OBJECTIVE:
Reproduce each of the lines below word for word, keeping their order.

DATA EXCERPTS:
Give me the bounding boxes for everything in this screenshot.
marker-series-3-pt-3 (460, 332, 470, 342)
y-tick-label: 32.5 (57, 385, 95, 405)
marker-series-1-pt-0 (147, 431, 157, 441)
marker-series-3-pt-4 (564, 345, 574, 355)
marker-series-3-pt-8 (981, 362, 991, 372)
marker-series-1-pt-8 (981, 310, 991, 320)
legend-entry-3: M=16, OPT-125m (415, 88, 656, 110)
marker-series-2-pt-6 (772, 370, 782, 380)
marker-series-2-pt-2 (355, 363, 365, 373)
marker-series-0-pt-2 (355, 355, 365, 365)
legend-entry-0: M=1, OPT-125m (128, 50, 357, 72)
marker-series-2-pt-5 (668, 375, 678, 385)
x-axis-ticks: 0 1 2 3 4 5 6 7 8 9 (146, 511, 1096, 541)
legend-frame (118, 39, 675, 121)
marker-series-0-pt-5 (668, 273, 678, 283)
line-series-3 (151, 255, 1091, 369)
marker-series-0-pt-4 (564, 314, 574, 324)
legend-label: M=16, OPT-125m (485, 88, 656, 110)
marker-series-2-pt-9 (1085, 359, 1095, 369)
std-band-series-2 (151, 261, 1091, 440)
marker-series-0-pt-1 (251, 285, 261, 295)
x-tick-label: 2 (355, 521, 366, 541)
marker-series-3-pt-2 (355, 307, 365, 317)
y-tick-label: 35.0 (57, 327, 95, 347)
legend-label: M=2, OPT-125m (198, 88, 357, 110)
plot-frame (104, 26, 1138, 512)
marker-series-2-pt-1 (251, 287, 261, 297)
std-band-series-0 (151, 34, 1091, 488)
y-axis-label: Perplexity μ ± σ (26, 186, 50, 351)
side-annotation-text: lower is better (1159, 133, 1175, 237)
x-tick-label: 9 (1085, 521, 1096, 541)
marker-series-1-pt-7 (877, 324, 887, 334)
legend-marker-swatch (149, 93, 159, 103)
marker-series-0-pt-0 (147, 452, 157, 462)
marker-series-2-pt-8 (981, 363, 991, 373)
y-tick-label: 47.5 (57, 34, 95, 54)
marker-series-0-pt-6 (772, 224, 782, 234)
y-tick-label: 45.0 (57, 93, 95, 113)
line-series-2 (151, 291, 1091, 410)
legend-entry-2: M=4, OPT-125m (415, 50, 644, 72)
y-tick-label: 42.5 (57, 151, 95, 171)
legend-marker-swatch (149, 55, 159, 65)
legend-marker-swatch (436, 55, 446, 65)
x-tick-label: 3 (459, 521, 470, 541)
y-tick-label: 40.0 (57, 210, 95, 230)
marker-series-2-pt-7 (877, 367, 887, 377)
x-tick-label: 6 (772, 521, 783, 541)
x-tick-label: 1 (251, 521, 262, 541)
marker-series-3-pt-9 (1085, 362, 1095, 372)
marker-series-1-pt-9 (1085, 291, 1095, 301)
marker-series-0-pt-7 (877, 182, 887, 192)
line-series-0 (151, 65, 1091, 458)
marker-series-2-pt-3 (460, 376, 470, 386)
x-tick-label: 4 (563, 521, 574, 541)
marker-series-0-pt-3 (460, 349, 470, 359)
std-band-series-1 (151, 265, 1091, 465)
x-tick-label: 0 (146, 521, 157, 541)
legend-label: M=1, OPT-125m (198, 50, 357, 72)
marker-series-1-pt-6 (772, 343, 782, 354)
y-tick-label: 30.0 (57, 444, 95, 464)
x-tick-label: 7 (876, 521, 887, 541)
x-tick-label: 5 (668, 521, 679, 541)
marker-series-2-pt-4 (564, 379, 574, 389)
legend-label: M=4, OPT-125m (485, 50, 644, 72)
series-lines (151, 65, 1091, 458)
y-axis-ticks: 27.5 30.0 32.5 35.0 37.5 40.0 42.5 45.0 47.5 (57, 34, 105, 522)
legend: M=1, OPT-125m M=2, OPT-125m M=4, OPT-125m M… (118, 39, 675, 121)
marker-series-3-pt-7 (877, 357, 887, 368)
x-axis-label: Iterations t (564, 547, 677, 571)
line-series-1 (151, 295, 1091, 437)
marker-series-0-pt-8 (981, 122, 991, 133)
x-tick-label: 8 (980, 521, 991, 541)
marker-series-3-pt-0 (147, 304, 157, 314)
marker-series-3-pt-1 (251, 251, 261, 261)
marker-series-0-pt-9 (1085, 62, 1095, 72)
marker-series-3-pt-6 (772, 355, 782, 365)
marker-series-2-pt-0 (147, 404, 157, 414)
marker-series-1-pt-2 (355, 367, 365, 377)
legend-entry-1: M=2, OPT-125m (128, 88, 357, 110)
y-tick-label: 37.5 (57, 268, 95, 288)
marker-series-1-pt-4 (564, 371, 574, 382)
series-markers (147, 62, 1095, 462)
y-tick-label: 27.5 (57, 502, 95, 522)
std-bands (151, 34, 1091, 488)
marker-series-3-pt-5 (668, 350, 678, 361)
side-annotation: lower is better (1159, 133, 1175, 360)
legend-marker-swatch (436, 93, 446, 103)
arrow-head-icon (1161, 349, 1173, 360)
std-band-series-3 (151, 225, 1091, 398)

THE RESULT:
Give me the bounding boxes for everything in this screenshot.
marker-series-3-pt-3 (460, 332, 470, 342)
y-tick-label: 32.5 (57, 385, 95, 405)
marker-series-1-pt-0 (147, 431, 157, 441)
marker-series-3-pt-4 (564, 345, 574, 355)
marker-series-3-pt-8 (981, 362, 991, 372)
marker-series-1-pt-8 (981, 310, 991, 320)
legend-entry-3: M=16, OPT-125m (415, 88, 656, 110)
marker-series-2-pt-6 (772, 370, 782, 380)
marker-series-2-pt-2 (355, 363, 365, 373)
marker-series-0-pt-2 (355, 355, 365, 365)
legend-entry-0: M=1, OPT-125m (128, 50, 357, 72)
marker-series-2-pt-5 (668, 375, 678, 385)
x-axis-ticks: 0 1 2 3 4 5 6 7 8 9 (146, 511, 1096, 541)
legend-frame (118, 39, 675, 121)
marker-series-0-pt-5 (668, 273, 678, 283)
line-series-3 (151, 255, 1091, 369)
marker-series-0-pt-4 (564, 314, 574, 324)
legend-label: M=16, OPT-125m (485, 88, 656, 110)
marker-series-2-pt-9 (1085, 359, 1095, 369)
std-band-series-2 (151, 261, 1091, 440)
marker-series-0-pt-1 (251, 285, 261, 295)
x-tick-label: 2 (355, 521, 366, 541)
marker-series-3-pt-2 (355, 307, 365, 317)
y-tick-label: 35.0 (57, 327, 95, 347)
legend-label: M=2, OPT-125m (198, 88, 357, 110)
plot-frame (104, 26, 1138, 512)
marker-series-2-pt-1 (251, 287, 261, 297)
std-band-series-0 (151, 34, 1091, 488)
y-axis-label: Perplexity μ ± σ (26, 186, 50, 351)
side-annotation-text: lower is better (1159, 133, 1175, 237)
x-tick-label: 9 (1085, 521, 1096, 541)
marker-series-1-pt-7 (877, 324, 887, 334)
legend-marker-swatch (149, 93, 159, 103)
marker-series-0-pt-0 (147, 452, 157, 462)
marker-series-2-pt-8 (981, 363, 991, 373)
y-tick-label: 47.5 (57, 34, 95, 54)
marker-series-0-pt-6 (772, 224, 782, 234)
y-tick-label: 45.0 (57, 93, 95, 113)
line-series-2 (151, 291, 1091, 410)
legend-entry-2: M=4, OPT-125m (415, 50, 644, 72)
y-tick-label: 42.5 (57, 151, 95, 171)
legend-marker-swatch (149, 55, 159, 65)
legend-marker-swatch (436, 55, 446, 65)
x-tick-label: 3 (459, 521, 470, 541)
y-tick-label: 40.0 (57, 210, 95, 230)
marker-series-2-pt-7 (877, 367, 887, 377)
x-tick-label: 6 (772, 521, 783, 541)
x-tick-label: 1 (251, 521, 262, 541)
marker-series-3-pt-9 (1085, 362, 1095, 372)
marker-series-1-pt-9 (1085, 291, 1095, 301)
marker-series-0-pt-7 (877, 182, 887, 192)
line-series-0 (151, 65, 1091, 458)
marker-series-2-pt-3 (460, 376, 470, 386)
x-tick-label: 4 (563, 521, 574, 541)
marker-series-0-pt-3 (460, 349, 470, 359)
std-band-series-1 (151, 265, 1091, 465)
x-tick-label: 0 (146, 521, 157, 541)
legend-label: M=1, OPT-125m (198, 50, 357, 72)
marker-series-1-pt-6 (772, 343, 782, 354)
y-tick-label: 30.0 (57, 444, 95, 464)
x-tick-label: 7 (876, 521, 887, 541)
x-tick-label: 5 (668, 521, 679, 541)
marker-series-2-pt-4 (564, 379, 574, 389)
legend-label: M=4, OPT-125m (485, 50, 644, 72)
series-lines (151, 65, 1091, 458)
y-axis-ticks: 27.5 30.0 32.5 35.0 37.5 40.0 42.5 45.0 47.5 (57, 34, 105, 522)
legend: M=1, OPT-125m M=2, OPT-125m M=4, OPT-125m M… (118, 39, 675, 121)
marker-series-3-pt-7 (877, 357, 887, 368)
x-axis-label: Iterations t (564, 547, 677, 571)
line-series-1 (151, 295, 1091, 437)
marker-series-0-pt-8 (981, 122, 991, 133)
x-tick-label: 8 (980, 521, 991, 541)
marker-series-3-pt-0 (147, 304, 157, 314)
marker-series-3-pt-1 (251, 251, 261, 261)
marker-series-0-pt-9 (1085, 62, 1095, 72)
marker-series-3-pt-6 (772, 355, 782, 365)
marker-series-2-pt-0 (147, 404, 157, 414)
marker-series-1-pt-2 (355, 367, 365, 377)
legend-entry-1: M=2, OPT-125m (128, 88, 357, 110)
y-tick-label: 37.5 (57, 268, 95, 288)
marker-series-1-pt-4 (564, 371, 574, 382)
series-markers (147, 62, 1095, 462)
y-tick-label: 27.5 (57, 502, 95, 522)
std-bands (151, 34, 1091, 488)
marker-series-3-pt-5 (668, 350, 678, 361)
side-annotation: lower is better (1159, 133, 1175, 360)
legend-marker-swatch (436, 93, 446, 103)
arrow-head-icon (1161, 349, 1173, 360)
std-band-series-3 (151, 225, 1091, 398)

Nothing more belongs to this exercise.